(Problem) Copy out the full article on the 2020 drop in US life expectancy, word for word.

(Page extract)
US Life Expectancy Significantly Dropped Compared to Peer Countries in 2020

Steven H. Woolf, MD, MPH

The overall life expectancy of Americans decreased by nearly 2 years from 2019 to 2020—a more than 3-fold worse rate than the mean decreases observed across 21 peer countries at that time, according to new findings.

In new analysis of nationally representative mortality data during the COVID-19 pandemic, a team of investigators reported the US fared significantly worse than peer countries in mortality risk increases in 2020, with minority populations being the most severely impacted by life expectancy decreases. The findings highlight the relevant health and economic disadvantages burdening the diverse US population headed into the pandemic.

Led by Steven H. Woolf, MD, MPH, of the Center on Society and Health at Virginia Commonwealth University School of Medicine, investigators sought to calculate change in life expectancy among Americans between 2019 and 2020 based on sex, race and ethnicity—and to compare such outcomes with changes observed in similar high-income countries.

Life expectancy is a generally misunderstood term, investigators wrote: it reflects the length of time a group of people can expect to live—were they to experience at each age the prevailing age-specific mortality rates of that year. It was previously observed that the first year of COVID-19 (2020) was associated with large decreases in life expectancy in many countries including the US.

“Give that US COVID-19 mortality and excess deaths were among the highest in the world, the decline in US life expectancy likely exceeded declines in other countries, but research confirming this hypothesis is limited,” investigators wrote. “A larger decrease in life expectancy in the US than in other countries would be important because the country entered the pandemic with the lowest life expectancy among high-income countries, an ignominious status it has held for decades.”

(Entries supplied)
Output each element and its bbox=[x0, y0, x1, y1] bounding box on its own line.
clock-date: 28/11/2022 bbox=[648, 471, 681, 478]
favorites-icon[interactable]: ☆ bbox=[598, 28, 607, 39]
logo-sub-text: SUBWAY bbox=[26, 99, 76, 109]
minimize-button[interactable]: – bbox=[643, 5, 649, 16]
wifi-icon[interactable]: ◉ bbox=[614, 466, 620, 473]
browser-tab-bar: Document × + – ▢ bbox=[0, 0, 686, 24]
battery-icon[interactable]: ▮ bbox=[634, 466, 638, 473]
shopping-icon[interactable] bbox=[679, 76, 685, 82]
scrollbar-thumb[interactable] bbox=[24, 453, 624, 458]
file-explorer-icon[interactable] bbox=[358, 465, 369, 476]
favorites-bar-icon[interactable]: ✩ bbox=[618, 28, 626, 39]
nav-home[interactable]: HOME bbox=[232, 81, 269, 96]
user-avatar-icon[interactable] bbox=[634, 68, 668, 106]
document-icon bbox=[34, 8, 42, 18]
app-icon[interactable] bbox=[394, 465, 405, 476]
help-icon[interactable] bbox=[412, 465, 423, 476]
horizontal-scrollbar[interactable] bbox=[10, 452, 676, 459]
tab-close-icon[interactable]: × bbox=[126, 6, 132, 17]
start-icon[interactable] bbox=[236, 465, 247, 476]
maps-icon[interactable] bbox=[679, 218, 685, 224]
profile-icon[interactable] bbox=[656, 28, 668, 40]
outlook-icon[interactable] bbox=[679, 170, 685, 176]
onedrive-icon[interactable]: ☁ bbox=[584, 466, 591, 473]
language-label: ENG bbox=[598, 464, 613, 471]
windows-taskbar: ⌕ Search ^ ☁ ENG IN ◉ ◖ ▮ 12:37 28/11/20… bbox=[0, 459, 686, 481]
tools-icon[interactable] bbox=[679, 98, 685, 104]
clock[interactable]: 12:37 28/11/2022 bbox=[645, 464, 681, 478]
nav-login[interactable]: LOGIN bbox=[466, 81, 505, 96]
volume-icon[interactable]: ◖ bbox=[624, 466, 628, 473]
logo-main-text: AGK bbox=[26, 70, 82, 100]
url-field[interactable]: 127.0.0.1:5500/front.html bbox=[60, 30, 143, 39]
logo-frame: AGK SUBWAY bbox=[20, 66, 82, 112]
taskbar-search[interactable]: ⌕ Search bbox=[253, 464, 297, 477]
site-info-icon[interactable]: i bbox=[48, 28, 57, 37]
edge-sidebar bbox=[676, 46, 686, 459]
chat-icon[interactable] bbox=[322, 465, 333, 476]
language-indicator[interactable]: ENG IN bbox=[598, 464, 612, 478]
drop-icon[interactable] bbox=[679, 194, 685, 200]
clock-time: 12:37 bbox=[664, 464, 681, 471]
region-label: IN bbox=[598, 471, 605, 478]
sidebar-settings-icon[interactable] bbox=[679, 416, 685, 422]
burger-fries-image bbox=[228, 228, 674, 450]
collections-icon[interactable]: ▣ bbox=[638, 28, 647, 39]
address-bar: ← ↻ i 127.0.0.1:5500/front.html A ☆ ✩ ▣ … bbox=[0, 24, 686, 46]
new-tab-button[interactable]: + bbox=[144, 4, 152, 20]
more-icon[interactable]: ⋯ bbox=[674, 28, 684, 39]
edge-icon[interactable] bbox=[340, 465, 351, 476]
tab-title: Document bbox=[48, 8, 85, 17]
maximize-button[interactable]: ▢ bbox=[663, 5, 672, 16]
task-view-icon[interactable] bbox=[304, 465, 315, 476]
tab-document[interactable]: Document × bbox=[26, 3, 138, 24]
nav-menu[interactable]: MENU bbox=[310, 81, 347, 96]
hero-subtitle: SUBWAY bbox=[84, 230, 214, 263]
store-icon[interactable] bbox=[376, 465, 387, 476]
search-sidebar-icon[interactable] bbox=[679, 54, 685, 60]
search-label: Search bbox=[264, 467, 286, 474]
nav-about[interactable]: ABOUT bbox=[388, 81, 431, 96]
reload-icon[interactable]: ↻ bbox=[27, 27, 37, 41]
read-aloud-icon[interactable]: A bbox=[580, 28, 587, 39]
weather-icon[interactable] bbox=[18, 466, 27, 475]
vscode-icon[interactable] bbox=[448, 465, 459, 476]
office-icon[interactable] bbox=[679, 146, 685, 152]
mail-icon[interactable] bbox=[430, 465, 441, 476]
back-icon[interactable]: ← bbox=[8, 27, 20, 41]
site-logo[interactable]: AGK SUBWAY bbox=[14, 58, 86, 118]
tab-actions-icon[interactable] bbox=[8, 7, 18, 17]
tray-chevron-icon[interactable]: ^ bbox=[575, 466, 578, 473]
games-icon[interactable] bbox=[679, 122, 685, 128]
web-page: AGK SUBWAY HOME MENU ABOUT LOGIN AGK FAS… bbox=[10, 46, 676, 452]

(Exercise solution)
US Life Expectancy Significantly Dropped Compared to Peer Countries in 2020

Steven H. Woolf, MD, MPH

The overall life expectancy of Americans decreased by nearly 2 years from 2019 to 2020—a more than 3-fold worse rate than the mean decreases observed across 21 peer countries at that time, according to new findings.

In new analysis of nationally representative mortality data during the COVID-19 pandemic, a team of investigators reported the US fared significantly worse than peer countries in mortality risk increases in 2020, with minority populations being the most severely impacted by life expectancy decreases. The findings highlight the relevant health and economic disadvantages burdening the diverse US population headed into the pandemic.

Led by Steven H. Woolf, MD, MPH, of the Center on Society and Health at Virginia Commonwealth University School of Medicine, investigators sought to calculate change in life expectancy among Americans between 2019 and 2020 based on sex, race and ethnicity—and to compare such outcomes with changes observed in similar high-income countries.

Life expectancy is a generally misunderstood term, investigators wrote: it reflects the length of time a group of people can expect to live—were they to experience at each age the prevailing age-specific mortality rates of that year. It was previously observed that the first year of COVID-19 (2020) was associated with large decreases in life expectancy in many countries including the US.

“Give that US COVID-19 mortality and excess deaths were among the highest in the world, the decline in US life expectancy likely exceeded declines in other countries, but research confirming this hypothesis is limited,” investigators wrote. “A larger decrease in life expectancy in the US than in other countries would be important because the country entered the pandemic with the lowest life expectancy among high-income countries, an ignominious status it has held for decades.”